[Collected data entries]
§

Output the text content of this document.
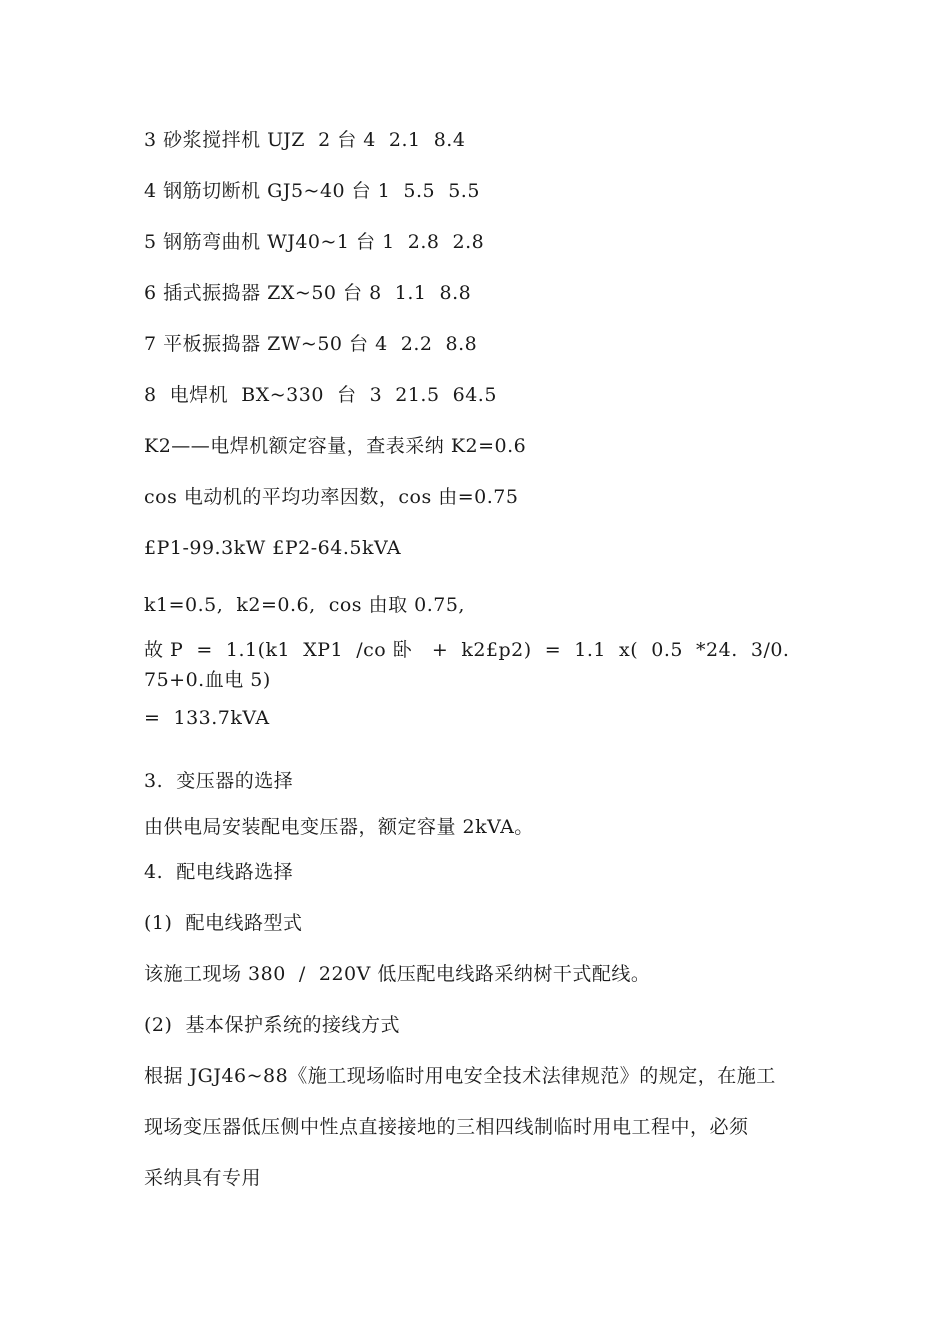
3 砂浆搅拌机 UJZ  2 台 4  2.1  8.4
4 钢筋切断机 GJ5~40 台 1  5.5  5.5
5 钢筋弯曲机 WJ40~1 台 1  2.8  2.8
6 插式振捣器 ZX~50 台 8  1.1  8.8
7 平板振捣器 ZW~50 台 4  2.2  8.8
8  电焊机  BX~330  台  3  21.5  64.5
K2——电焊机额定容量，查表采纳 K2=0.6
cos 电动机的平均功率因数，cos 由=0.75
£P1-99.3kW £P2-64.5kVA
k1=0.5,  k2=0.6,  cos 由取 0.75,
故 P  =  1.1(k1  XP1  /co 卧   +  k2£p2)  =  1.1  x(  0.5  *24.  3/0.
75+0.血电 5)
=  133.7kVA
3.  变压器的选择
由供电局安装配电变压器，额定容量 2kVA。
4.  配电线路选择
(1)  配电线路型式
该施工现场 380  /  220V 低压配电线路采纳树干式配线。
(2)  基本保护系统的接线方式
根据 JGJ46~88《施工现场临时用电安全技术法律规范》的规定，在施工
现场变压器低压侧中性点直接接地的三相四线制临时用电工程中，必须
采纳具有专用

§

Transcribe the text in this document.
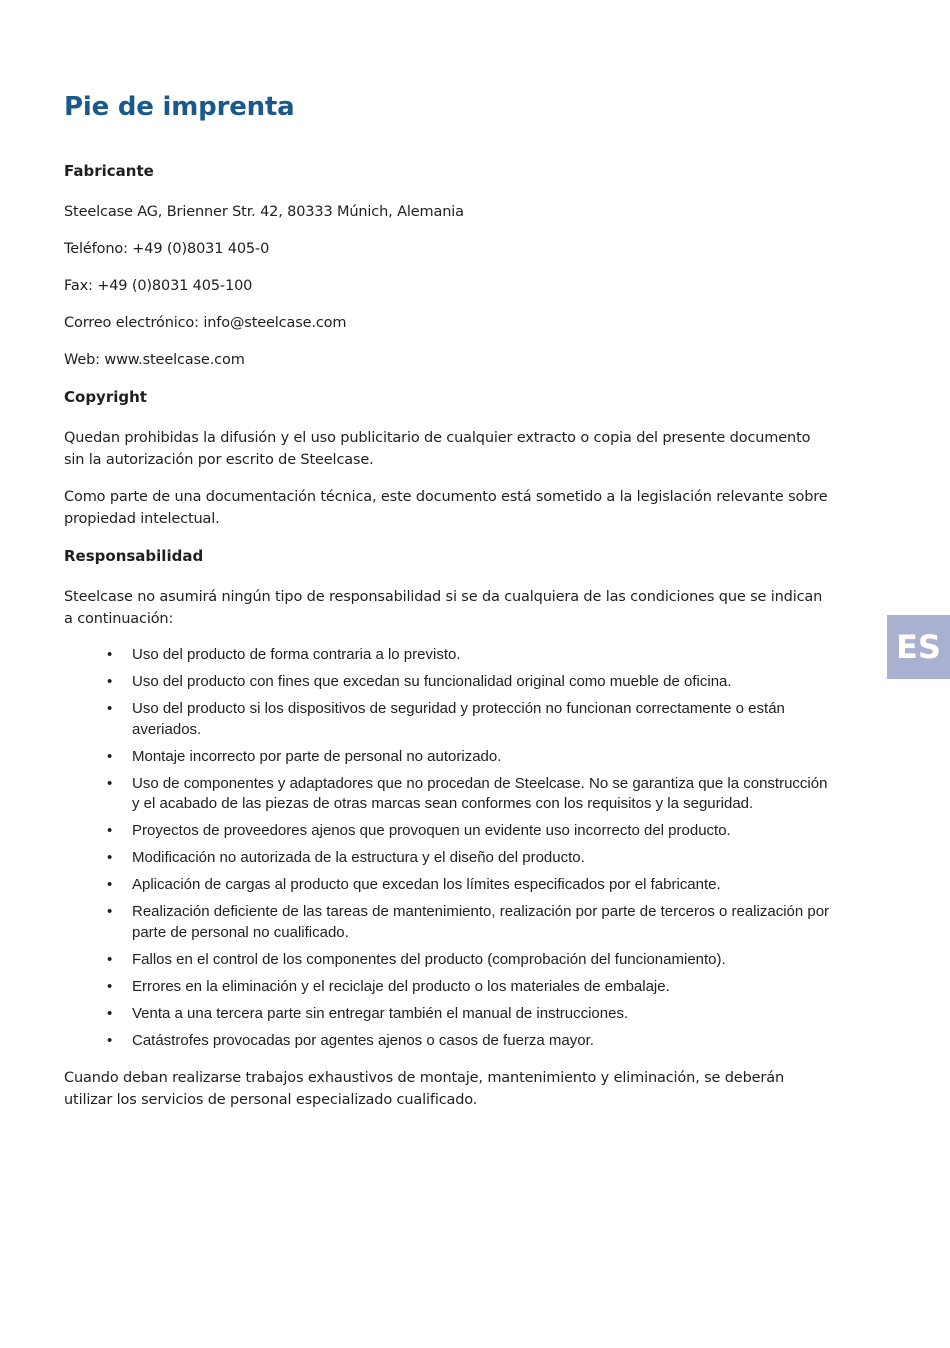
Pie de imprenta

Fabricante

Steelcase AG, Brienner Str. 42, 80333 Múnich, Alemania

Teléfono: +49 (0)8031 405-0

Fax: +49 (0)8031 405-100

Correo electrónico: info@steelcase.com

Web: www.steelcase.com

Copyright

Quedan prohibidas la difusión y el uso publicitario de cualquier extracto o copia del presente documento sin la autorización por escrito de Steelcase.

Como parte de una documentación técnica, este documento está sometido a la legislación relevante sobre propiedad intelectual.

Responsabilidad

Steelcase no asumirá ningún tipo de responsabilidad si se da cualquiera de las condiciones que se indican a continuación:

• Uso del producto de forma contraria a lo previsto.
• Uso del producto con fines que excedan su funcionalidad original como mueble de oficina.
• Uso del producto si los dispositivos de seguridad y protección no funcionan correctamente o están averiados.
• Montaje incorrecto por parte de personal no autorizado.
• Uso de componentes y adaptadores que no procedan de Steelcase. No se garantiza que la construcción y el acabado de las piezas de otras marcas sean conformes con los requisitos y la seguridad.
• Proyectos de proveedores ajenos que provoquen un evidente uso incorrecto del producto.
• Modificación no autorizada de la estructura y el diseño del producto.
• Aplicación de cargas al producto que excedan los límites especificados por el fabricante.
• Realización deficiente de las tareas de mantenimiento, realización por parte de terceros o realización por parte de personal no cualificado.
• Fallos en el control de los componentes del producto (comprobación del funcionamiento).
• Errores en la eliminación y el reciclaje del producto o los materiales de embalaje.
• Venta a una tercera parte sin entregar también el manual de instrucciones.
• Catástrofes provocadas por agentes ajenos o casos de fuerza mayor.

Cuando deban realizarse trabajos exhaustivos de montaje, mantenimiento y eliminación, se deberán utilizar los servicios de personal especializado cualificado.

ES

§

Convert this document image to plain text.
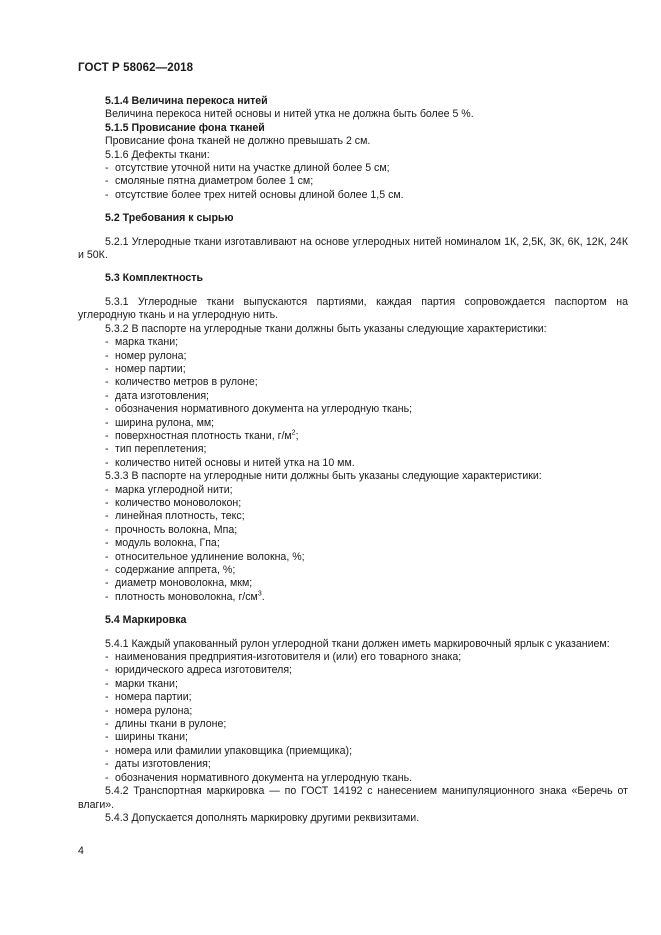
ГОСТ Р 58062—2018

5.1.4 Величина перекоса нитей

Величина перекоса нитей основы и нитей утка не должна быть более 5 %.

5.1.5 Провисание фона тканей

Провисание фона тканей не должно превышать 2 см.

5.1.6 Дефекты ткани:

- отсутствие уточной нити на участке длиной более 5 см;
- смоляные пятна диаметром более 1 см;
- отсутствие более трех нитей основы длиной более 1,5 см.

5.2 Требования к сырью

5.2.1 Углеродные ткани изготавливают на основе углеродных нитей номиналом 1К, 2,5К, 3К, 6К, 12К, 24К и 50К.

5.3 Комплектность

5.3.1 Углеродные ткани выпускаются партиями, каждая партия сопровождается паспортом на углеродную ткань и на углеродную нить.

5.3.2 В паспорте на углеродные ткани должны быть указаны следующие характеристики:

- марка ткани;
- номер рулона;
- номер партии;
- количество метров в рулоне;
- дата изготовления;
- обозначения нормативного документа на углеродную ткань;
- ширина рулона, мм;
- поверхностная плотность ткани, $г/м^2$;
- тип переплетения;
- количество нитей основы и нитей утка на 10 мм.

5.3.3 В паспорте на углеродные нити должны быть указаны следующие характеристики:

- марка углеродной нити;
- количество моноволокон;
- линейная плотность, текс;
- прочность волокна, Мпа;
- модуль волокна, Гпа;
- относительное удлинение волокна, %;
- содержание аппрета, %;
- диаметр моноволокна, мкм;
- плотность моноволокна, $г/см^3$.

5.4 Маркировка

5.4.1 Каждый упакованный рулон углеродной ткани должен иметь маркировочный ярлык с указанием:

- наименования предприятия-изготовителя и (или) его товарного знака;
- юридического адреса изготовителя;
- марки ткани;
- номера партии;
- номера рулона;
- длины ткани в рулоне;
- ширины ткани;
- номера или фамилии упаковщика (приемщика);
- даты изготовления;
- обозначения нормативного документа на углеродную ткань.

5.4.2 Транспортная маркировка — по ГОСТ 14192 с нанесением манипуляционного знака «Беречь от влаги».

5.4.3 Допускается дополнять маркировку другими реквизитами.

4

§

Look for the word "eliminación" in every line of the listing and copy the lines that have it.

• Errores en la eliminación y el reciclaje del producto o los materiales de embalaje.
Cuando deban realizarse trabajos exhaustivos de montaje, mantenimiento y eliminación, se deberán utilizar los servicios de personal especializado cualificado.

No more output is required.